Power Monitoring (PAC1934) on SAMA7D65 Curiosity Development Board Using an MPLAB® Harmony Application
Introduction
In this training, you will learn how to measure power consumption on the SAMA7D65 Curiosity Development Board using the PAC1934 power monitoring IC. This guide provides comprehensive instructions on utilizing the PAC1934 IC via I2C or USB interfaces to monitor power usage effectively.
The PAC1934 is a versatile power monitoring IC that can measure voltage, current, power, and energy across four channels. This allows you to monitor the power consumption of various components on the SAMA7D65 Curiosity, including the core, CPU, DDR, and 3.3V power supply. This capability is particularly useful for analyzing power consumption in different applications without the need for additional hardware.
| PAC Channel's | Description |
| PAC1934 Channel 1 | VDD 3V3 |
| PAC1934 Channel 2 | DDR and IO |
| PAC1934 Channel 3 | Core |
| PAC1934 Channel 4 | CPU |
There are two primary methods for measuring and monitoring power using the PAC1934 power monitoring IC:
- Method 1: Measure the power via PAC193X Windows® GUI
- Method 2: Measure the power via I2C interface
Both methods are comprehensively detailed in the following sections, providing step-by-step instructions to ensure accurate power monitoring and measurement.
Hardware Used
- SAMA7D65 Curiosity Development Board
- MPLAB® PICkit™ 5 In-Circuit Debugger
- Two USB2.0 Micro-B cables
- DEBUGGER ADAPTER BOARD
- UART-TTL cable
- microSD™ card
Software Used
- MPLAB X IDE v6.25
- MPLAB XC32 Compiler
- PAC193X Windows Application
- Tera Term or any other serial terminal software
- PAC193x generic library (v1.2)
Hardware Setup
Power up the board through the USB-A port (J3) (USB-C® connector) or by an external 5.0 VDC power supply to (J1) .
Connect the USB2.0 Micro-B cable to connector J5 (PAC) to monitor the power.
Connect the FTDI cable to the serial debug port (J35) on the SAMA7D65 Curiosity Kit.
Remove/open the jumper from connector J3 to disable QSPI boot and connector J to disable NAND boot.

**Exercise task 1:**
Decide whether each statement agrees with the PAC1934 power monitoring guide, and answer yes or no, quoting the deciding words of the guide: (a) The PAC1934 measures across four channels. (b) The guide lists MPLAB X IDE v6.20 as the software used. (c) The USB2.0 Micro-B cable for power monitoring goes to connector J35.
**Exercise task 2:**
Carry the PAC1934 power monitoring guide forward from the point where it stops.

**Data:**
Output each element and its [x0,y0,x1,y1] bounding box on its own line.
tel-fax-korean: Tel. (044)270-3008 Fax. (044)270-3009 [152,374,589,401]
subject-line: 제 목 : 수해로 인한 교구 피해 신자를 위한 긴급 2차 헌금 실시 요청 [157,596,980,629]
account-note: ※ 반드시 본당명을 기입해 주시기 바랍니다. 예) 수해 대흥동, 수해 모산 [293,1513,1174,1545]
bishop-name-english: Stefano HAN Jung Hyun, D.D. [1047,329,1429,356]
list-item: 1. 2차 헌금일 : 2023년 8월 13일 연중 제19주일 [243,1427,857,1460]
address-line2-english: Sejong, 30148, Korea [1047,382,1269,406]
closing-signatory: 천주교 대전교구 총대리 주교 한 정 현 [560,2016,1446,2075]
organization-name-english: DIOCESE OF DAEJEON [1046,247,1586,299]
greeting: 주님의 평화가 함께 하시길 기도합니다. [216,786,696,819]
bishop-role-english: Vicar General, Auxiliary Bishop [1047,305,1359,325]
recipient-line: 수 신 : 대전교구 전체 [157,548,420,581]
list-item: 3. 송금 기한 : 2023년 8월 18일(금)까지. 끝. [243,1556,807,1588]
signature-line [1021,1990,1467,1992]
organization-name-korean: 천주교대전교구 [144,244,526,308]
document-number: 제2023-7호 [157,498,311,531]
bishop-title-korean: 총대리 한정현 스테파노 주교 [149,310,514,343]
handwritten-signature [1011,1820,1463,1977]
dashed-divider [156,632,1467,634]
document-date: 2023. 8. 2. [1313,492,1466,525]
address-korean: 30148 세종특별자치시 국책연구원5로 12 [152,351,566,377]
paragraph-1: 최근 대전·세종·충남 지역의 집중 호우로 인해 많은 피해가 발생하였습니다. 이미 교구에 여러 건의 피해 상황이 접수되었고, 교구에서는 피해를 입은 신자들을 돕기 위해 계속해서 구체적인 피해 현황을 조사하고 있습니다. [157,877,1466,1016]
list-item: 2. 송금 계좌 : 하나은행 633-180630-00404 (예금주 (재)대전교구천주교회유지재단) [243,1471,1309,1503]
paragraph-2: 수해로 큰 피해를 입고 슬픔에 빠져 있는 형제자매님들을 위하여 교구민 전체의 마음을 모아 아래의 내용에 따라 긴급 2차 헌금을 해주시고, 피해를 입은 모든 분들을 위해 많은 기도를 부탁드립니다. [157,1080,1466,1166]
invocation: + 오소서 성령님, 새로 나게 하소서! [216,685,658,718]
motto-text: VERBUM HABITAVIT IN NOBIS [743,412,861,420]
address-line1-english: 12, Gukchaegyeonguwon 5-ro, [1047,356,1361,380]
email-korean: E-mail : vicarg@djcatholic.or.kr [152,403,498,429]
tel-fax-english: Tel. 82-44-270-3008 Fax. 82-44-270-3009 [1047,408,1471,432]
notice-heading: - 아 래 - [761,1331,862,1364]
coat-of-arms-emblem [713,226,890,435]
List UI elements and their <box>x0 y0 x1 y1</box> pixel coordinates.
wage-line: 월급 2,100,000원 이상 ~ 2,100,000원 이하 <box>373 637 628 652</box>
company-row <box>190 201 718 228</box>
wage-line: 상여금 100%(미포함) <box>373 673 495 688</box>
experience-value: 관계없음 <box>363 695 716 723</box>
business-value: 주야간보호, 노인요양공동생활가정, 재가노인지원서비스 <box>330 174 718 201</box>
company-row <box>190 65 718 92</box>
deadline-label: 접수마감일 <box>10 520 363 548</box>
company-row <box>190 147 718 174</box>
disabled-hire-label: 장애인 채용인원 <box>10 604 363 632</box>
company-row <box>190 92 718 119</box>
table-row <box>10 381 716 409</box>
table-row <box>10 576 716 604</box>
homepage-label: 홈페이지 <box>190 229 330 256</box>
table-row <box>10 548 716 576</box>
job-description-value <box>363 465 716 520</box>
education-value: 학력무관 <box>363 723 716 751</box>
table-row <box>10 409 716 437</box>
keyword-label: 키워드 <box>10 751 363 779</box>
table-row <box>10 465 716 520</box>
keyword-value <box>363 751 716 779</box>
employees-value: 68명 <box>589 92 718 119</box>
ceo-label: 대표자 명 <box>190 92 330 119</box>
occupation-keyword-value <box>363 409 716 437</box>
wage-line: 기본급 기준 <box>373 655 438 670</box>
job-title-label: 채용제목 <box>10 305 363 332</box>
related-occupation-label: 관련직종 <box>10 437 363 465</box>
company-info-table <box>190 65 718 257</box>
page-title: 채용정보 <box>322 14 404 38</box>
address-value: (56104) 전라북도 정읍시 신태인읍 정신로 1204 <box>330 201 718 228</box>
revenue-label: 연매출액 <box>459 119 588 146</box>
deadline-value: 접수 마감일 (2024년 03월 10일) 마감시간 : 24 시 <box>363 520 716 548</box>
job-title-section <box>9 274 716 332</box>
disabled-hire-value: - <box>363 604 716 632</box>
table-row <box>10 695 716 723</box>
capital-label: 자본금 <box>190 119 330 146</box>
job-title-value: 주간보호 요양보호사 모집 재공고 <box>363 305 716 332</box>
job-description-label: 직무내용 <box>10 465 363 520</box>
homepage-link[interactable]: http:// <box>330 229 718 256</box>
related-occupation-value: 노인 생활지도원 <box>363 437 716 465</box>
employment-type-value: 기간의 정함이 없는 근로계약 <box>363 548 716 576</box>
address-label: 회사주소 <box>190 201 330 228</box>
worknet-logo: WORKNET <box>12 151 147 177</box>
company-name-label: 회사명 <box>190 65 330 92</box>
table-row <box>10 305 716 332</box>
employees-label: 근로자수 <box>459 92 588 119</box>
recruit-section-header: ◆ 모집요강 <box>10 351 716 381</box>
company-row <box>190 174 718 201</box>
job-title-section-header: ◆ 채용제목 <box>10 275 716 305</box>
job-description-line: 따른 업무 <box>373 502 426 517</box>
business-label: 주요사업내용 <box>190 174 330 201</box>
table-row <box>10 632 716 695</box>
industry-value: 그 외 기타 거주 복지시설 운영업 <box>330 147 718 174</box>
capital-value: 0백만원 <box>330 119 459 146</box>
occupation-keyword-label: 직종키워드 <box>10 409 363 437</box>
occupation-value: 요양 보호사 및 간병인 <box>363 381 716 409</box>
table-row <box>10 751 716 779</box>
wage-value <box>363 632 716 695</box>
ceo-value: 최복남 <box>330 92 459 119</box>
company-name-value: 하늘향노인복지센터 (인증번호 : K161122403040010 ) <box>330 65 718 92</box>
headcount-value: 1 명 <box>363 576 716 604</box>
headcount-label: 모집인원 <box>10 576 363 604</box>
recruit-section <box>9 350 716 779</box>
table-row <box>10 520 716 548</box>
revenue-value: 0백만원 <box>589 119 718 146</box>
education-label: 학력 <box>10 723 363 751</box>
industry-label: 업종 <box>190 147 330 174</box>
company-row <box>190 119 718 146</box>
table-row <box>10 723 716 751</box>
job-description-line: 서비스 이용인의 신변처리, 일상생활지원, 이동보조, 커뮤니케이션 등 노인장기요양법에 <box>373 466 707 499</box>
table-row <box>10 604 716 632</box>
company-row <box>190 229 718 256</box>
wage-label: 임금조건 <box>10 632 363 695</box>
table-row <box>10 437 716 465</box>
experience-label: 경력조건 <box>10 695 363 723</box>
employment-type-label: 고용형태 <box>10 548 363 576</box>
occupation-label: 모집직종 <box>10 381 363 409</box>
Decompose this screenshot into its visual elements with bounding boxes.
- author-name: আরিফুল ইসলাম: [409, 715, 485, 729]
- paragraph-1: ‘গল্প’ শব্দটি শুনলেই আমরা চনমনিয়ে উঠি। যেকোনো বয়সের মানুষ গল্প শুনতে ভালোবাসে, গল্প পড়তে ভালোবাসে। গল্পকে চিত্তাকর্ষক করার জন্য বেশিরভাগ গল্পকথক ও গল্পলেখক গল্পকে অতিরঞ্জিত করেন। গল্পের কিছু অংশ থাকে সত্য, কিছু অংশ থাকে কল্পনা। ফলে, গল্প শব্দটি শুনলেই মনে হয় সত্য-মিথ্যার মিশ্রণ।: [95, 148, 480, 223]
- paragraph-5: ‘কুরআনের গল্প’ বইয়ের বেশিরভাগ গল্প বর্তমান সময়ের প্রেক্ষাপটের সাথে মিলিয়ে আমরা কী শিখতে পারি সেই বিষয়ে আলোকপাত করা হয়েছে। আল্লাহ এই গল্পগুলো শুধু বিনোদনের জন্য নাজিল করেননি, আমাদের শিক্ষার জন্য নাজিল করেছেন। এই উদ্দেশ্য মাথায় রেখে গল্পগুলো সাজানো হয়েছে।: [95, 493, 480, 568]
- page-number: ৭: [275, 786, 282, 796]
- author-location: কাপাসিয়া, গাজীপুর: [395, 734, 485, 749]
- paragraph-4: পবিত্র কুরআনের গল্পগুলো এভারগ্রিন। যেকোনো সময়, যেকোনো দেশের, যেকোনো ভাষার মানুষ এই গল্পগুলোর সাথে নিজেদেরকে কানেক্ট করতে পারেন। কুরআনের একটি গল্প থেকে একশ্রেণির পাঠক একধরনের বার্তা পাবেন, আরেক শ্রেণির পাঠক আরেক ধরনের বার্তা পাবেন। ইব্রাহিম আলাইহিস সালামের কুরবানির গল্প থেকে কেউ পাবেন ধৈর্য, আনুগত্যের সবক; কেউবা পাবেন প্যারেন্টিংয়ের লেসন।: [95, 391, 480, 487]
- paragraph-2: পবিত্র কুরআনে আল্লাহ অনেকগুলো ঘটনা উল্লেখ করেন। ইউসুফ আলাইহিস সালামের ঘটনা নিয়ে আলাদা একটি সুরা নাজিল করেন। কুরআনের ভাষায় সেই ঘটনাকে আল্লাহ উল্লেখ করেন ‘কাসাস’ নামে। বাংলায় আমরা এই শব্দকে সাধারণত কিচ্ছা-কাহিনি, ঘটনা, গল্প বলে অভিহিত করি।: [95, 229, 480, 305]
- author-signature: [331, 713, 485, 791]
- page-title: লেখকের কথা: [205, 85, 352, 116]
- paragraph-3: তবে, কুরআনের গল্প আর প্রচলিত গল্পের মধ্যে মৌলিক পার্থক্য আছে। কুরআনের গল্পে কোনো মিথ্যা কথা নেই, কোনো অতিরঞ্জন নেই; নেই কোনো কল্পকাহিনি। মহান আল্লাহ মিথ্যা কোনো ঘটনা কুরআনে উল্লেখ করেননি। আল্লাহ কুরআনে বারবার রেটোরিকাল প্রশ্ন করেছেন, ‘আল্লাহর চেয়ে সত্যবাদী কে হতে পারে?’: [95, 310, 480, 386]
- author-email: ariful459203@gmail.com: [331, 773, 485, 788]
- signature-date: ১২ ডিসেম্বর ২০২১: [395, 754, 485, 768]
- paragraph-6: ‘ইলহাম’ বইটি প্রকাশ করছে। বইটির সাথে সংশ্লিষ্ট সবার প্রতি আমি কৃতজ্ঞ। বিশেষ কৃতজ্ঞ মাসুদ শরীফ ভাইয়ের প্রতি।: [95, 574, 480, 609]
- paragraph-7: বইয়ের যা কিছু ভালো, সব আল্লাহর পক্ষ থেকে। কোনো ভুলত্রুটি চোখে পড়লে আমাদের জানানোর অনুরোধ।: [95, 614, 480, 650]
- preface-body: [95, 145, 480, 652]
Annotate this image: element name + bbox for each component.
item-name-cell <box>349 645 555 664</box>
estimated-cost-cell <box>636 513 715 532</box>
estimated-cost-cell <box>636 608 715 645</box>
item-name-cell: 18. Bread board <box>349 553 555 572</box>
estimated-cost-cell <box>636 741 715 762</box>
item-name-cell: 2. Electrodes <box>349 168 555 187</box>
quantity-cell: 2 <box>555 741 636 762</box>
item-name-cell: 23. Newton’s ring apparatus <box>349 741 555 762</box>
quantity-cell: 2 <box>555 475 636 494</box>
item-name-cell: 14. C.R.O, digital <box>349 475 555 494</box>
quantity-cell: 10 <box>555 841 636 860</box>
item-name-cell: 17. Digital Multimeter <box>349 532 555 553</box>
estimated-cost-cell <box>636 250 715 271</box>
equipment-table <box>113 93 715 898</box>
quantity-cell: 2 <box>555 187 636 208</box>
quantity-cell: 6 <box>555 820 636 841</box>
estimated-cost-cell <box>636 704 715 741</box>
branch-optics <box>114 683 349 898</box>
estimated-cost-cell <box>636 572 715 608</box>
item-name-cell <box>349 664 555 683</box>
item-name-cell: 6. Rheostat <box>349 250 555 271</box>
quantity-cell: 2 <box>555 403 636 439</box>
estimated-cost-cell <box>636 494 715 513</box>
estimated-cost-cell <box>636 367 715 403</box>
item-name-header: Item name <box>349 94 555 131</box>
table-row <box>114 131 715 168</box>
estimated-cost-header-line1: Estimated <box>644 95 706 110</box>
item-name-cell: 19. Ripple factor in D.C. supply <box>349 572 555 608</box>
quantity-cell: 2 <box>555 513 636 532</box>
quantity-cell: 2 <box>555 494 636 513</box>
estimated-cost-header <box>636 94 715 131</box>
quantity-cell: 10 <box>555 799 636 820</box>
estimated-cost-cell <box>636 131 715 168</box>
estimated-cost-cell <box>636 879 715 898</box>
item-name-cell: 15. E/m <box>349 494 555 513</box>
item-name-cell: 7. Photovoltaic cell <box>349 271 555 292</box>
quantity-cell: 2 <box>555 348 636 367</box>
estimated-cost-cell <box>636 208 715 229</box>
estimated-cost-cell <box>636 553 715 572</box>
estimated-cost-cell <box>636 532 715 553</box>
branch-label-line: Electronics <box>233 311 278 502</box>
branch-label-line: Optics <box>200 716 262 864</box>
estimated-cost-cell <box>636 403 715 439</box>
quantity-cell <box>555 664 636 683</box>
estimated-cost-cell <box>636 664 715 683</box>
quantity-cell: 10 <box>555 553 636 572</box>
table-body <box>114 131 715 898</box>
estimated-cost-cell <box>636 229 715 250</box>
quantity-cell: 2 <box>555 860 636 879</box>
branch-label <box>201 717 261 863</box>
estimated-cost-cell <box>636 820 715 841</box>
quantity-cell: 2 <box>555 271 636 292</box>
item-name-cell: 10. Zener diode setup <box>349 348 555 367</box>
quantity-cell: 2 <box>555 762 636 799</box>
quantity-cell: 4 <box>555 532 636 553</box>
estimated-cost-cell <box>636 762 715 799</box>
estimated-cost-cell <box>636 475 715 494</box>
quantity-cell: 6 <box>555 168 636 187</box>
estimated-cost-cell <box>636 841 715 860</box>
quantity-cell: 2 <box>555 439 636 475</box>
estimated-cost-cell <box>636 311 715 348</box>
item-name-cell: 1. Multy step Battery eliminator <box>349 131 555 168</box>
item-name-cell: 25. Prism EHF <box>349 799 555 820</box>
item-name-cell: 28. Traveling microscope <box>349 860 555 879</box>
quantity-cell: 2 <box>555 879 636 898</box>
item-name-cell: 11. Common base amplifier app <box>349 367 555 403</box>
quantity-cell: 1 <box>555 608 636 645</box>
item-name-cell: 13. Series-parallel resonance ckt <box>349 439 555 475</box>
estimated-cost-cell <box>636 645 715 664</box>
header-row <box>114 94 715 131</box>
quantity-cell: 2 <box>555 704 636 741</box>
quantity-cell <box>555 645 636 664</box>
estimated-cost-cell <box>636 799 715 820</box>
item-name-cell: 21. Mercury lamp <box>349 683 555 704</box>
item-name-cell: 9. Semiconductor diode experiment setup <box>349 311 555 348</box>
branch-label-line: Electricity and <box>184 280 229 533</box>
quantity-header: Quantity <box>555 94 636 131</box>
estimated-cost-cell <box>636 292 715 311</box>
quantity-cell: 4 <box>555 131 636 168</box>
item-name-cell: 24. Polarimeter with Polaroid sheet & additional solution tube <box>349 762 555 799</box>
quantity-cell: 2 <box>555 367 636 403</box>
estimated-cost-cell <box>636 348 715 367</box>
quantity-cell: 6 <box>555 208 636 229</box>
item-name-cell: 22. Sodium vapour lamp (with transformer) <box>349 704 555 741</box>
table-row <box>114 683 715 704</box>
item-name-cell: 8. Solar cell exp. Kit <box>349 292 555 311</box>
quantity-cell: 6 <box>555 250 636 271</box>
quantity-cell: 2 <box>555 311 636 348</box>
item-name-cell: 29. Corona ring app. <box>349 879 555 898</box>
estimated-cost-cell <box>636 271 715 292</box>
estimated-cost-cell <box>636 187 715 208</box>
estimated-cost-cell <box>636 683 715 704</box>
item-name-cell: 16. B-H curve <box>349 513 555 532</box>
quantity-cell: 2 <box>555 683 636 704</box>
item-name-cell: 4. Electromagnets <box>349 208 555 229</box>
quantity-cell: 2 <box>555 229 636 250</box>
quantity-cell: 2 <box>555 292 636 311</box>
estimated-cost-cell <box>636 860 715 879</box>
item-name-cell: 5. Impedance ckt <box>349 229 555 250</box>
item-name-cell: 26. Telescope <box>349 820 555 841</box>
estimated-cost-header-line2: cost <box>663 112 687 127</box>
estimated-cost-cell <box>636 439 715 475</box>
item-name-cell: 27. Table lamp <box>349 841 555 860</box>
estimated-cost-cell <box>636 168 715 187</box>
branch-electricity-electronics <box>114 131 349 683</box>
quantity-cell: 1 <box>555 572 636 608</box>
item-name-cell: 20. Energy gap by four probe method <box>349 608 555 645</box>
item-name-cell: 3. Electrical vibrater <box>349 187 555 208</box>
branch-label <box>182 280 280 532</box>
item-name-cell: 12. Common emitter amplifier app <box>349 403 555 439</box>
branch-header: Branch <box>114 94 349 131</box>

**Final answer 1:**
(a) Yes: "can measure voltage, current, power, and energy across four channels"
(b) No: "MPLAB X IDE v6.25"
(c) No: "Connect the USB2.0 Micro-B cable to connector J5 (PAC) to monitor the power."

**Final answer 2:**
Connect the external MPLAB PICkit 5 debugger to the 20-pin JTAG debug port (J38).
Measuring/Monitoring the Power Using PAC1934
Method 1: Measure the Power via PAC193X Windows GUI
Download and install the PAC193X Windows GUI Application.
Close pin 1 and 2 of Jumper J6.
Close pin 1 and 2 of Jumper J7.
J6 and J7 jumper settings are required to measure power via SAMA7D65. For more details, refer to the power measurement I2C connection PAC1934 table on the SAMA7D65 Curiosity. 
Open the PAC193X Windows GUI Application. Select the device and go to Setting > Set Constants. In the Sense Resistor Value window, set 0.047 ohms for the four channels. 
Ensure the device is connected to the PAC193X Windows GUI application. In the PAC Settings, select Bi-Directional I measurement. In the plot pane, choose the measurement type, such as Power or Current, based on your monitoring needs.
Click the Start Acquisition button in the PAC193X Windows GUI application .
Run any application in the SAMA7D65 Curiosity and monitor the power or curent on the PAC193X Windows GUI application .
Summary
In Method 1, we learned how to configure the SAMA7D65 Curiosity Development Board and the PAC193 Demo Application on Windows to monitor the power consumption of various components, including the SAMA7D65 core, DDR_IO, DC-DC, and 3V3_VDD. This approach provides asynchronous monitoring, as it does not rely on the SAMA7D65 itself for power measurement.
Method 2: Measure the Power via I2C
Close pin 2 and 3 of Jumper J6.
Close pin 2 and 3 of Jumper J7.
J6 and J7 jumper settings are required to measure power via SAMA7D65. For more details, refer to the power measurement I2C connection PAC1934 table in the SAMA7D65 Curiosity.
Download the PAC1934 generic library v1.2.
Open MPLAB X IDE from the main menu.
Create a new project by clicking the New Project icon or by selecting File > New Project.
In the New Project window, under Projects choose Application Project(s) and click Next.
In the Select Device dialog window, fill in or select the following information:
- Family: 32-bit MCUs and MPUs (PIC32C/SAM)
- Device: SAMA7D65
In the Select Compiler pane, for Compiler Toolchains select XC32, and click Next.
Enter the Project Location, Project Folder and Project Name. Click Finish.
After the project is created, MCC will be automatically launched. To launch MCC manually, from the main menu, click on Tools > Embedded > MPLAB Code Configurator or click the MCC button in the MPLAB X IDE toolbar. It will launch the MCC Content Manger Wizard. Select MPLAB Harmony.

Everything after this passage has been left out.